Where a line of the material contains the string "Наименование", copy that line.

[START OF Available data]

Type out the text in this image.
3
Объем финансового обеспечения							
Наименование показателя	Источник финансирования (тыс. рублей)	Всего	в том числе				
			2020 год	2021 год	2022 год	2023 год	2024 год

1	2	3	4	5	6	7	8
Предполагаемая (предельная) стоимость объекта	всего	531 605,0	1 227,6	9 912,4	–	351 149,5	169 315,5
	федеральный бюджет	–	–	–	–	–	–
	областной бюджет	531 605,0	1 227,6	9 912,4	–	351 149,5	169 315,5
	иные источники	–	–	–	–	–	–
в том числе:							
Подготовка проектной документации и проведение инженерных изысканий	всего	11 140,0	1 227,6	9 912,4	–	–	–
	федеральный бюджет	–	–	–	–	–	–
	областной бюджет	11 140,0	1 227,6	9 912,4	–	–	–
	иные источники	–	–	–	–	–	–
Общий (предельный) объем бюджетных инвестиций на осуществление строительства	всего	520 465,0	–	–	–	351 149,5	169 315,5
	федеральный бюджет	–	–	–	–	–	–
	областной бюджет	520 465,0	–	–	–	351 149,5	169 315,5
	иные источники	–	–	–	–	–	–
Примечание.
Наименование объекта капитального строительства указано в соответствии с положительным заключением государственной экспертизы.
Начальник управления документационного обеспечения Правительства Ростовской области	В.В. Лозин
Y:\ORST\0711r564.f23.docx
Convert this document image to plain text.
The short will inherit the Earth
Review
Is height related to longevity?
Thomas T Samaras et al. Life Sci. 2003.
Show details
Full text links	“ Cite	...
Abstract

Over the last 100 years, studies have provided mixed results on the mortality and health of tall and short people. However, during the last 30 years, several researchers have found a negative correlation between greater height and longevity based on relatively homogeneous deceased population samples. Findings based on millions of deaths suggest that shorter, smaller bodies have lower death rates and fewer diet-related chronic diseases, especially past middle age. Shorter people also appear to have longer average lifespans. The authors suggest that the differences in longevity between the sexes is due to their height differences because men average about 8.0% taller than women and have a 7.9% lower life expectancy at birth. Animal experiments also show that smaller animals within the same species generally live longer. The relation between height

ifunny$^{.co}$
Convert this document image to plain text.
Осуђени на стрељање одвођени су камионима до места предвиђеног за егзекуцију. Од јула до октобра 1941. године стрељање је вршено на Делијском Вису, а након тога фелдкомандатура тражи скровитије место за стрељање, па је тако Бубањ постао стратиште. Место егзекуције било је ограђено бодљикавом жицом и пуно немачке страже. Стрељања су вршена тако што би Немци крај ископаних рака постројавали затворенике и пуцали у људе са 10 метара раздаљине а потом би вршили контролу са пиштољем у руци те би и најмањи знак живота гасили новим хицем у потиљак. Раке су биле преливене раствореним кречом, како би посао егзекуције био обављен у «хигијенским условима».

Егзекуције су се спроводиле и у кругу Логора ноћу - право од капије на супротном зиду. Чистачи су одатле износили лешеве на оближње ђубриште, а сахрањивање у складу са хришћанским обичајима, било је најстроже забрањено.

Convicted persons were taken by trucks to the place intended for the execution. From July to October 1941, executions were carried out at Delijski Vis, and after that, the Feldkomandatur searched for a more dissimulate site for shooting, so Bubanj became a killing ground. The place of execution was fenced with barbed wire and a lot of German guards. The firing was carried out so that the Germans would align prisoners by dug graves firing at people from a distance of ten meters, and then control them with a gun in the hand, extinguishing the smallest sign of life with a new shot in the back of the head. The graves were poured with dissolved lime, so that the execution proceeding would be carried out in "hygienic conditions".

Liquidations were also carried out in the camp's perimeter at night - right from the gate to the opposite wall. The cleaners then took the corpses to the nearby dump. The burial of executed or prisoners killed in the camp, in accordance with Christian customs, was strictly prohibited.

[END OF Available data]

▸ Correct result
Наименование показателя	Источник финансирования (тыс. рублей)	Всего	в том числе				
Наименование объекта капитального строительства указано в соответствии с положительным заключением государственной экспертизы.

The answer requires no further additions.